■ Problem ■
Pull every "this" line out of the data below.

■ Stored data ■
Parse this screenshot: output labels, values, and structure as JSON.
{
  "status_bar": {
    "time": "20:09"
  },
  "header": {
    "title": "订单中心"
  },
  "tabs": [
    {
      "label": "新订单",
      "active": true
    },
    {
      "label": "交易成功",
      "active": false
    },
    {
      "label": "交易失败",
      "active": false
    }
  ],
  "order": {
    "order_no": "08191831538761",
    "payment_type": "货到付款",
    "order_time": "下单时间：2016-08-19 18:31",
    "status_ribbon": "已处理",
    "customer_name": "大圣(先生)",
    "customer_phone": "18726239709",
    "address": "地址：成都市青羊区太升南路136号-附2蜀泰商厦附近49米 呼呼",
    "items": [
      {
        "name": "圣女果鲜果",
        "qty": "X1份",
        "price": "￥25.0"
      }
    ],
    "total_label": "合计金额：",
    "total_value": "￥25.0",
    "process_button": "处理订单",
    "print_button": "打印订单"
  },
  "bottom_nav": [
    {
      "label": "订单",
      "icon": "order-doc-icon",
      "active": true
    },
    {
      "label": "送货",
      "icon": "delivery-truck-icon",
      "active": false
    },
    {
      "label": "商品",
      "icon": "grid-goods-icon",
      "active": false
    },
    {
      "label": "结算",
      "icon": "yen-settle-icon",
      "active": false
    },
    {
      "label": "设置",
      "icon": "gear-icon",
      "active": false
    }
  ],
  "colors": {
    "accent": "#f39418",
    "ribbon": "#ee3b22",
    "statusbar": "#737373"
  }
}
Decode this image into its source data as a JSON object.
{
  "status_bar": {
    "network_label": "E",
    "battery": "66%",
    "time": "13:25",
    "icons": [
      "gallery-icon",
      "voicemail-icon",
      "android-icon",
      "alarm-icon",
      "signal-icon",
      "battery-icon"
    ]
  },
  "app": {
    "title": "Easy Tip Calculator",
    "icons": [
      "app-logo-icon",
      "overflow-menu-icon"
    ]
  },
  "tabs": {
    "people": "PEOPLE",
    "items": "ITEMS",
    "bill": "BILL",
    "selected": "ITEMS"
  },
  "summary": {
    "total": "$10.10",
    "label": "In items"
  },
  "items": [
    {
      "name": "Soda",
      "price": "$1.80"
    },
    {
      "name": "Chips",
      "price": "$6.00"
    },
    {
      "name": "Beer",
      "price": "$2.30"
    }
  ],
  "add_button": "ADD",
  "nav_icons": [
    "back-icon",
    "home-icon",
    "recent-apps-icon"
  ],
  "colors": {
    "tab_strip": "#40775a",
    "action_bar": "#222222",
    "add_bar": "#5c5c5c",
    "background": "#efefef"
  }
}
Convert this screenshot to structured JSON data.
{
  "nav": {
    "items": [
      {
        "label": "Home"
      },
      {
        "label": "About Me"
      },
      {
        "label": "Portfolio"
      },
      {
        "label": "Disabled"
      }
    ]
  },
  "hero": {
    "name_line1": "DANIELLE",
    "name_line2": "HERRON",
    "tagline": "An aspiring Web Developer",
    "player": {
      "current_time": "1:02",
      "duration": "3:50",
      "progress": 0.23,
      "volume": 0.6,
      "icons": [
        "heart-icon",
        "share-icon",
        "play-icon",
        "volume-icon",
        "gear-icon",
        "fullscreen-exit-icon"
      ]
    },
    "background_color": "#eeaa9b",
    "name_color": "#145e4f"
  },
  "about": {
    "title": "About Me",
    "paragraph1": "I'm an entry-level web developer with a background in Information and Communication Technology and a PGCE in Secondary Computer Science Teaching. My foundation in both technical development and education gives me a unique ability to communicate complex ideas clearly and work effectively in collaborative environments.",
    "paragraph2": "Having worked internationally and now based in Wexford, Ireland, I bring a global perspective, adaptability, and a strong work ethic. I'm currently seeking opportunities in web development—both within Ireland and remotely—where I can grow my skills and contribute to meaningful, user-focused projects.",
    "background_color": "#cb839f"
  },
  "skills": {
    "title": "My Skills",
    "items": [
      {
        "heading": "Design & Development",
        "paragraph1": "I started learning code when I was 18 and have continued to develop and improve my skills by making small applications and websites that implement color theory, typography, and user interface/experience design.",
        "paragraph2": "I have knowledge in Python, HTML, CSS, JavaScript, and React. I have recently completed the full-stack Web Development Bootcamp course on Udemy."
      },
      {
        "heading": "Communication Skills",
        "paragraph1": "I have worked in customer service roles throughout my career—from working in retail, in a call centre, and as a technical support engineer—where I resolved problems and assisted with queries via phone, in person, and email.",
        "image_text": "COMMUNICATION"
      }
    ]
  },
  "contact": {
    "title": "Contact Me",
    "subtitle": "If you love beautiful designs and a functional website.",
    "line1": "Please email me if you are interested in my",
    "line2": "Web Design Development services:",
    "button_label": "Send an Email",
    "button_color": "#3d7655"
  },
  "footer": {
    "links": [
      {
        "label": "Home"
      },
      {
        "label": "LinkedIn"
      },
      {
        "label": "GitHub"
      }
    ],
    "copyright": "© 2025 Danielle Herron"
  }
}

■ Solution to the exercise ■
Parse this screenshot: output labels, values, and structure as JSON.
Decode this image into its source data as a JSON object.
Convert this screenshot to structured JSON data.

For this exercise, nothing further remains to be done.